Instruction
Answer with one number: how many lines hold "this".

Data shown
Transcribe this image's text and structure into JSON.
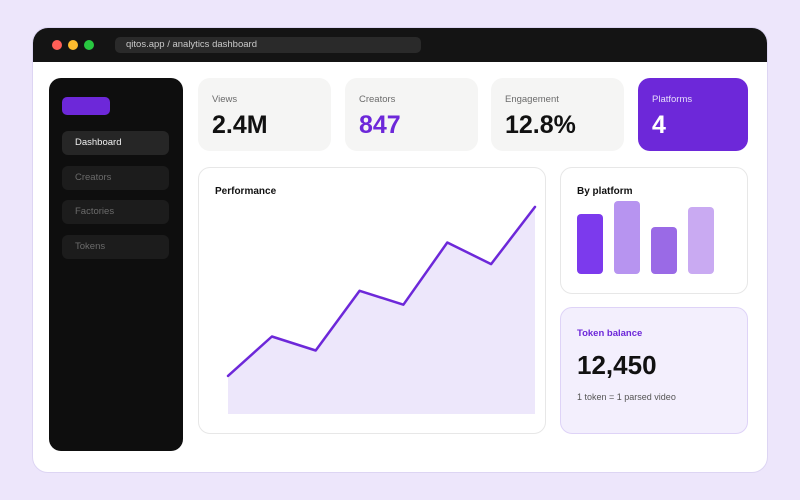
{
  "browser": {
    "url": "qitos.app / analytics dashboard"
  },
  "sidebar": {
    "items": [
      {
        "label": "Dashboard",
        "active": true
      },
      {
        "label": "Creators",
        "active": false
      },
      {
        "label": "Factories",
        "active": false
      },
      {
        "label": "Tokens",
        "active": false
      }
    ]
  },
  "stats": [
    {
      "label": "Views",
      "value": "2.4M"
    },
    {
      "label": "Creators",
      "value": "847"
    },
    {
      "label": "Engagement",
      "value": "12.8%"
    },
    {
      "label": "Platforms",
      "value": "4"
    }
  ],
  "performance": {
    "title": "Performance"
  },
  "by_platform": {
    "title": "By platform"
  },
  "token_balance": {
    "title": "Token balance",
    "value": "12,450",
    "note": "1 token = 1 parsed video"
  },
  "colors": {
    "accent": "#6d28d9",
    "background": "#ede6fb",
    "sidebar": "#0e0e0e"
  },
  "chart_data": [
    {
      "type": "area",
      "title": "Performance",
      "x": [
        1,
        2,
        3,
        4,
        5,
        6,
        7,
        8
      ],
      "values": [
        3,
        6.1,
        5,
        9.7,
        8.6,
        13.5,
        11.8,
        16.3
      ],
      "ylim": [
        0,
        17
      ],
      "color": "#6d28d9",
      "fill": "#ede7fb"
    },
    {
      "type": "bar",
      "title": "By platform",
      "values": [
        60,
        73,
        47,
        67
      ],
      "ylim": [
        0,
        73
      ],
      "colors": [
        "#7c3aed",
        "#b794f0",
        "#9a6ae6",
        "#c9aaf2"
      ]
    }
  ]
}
--
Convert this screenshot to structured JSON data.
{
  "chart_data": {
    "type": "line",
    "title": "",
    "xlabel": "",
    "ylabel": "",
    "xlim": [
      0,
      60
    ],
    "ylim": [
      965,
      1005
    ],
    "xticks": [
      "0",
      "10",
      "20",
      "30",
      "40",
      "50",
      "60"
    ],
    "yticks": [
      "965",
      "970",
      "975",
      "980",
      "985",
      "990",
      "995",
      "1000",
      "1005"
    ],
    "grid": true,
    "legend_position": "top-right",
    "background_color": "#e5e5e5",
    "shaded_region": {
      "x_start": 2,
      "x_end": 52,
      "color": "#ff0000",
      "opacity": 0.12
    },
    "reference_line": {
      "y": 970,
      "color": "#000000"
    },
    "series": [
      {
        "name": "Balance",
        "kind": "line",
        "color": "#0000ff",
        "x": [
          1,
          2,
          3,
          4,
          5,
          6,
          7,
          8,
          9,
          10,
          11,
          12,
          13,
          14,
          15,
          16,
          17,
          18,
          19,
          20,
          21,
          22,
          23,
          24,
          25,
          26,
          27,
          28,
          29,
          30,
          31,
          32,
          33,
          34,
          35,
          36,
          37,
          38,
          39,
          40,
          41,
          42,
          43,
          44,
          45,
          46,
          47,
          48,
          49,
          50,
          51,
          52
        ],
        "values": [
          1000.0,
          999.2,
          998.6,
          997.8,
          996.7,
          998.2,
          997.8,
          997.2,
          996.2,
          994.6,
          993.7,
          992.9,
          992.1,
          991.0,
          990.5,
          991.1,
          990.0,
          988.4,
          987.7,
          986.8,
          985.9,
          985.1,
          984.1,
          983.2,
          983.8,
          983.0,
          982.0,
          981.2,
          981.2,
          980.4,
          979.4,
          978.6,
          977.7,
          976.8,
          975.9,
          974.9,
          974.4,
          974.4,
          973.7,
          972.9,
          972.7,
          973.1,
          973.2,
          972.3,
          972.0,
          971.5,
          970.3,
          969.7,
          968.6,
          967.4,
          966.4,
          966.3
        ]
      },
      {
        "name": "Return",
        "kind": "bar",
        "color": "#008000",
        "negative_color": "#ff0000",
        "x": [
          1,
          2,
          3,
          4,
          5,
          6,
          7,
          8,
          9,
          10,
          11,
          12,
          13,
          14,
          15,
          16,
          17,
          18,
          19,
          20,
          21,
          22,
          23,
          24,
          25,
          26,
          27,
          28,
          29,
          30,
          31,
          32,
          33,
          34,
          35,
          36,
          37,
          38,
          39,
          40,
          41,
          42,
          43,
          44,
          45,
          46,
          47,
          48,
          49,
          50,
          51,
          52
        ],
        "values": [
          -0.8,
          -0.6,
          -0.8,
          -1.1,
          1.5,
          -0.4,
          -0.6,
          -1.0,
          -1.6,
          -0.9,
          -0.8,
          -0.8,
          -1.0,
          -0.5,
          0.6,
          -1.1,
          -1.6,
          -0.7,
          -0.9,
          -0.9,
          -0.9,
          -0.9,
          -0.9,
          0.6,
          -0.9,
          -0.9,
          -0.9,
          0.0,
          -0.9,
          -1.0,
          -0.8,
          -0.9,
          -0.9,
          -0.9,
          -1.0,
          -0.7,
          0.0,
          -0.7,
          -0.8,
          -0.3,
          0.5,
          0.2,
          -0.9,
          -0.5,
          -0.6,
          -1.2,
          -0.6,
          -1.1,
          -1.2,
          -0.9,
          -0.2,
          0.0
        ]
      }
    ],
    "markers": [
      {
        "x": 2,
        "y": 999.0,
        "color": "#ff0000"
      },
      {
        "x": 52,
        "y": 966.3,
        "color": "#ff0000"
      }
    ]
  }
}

Written answer
2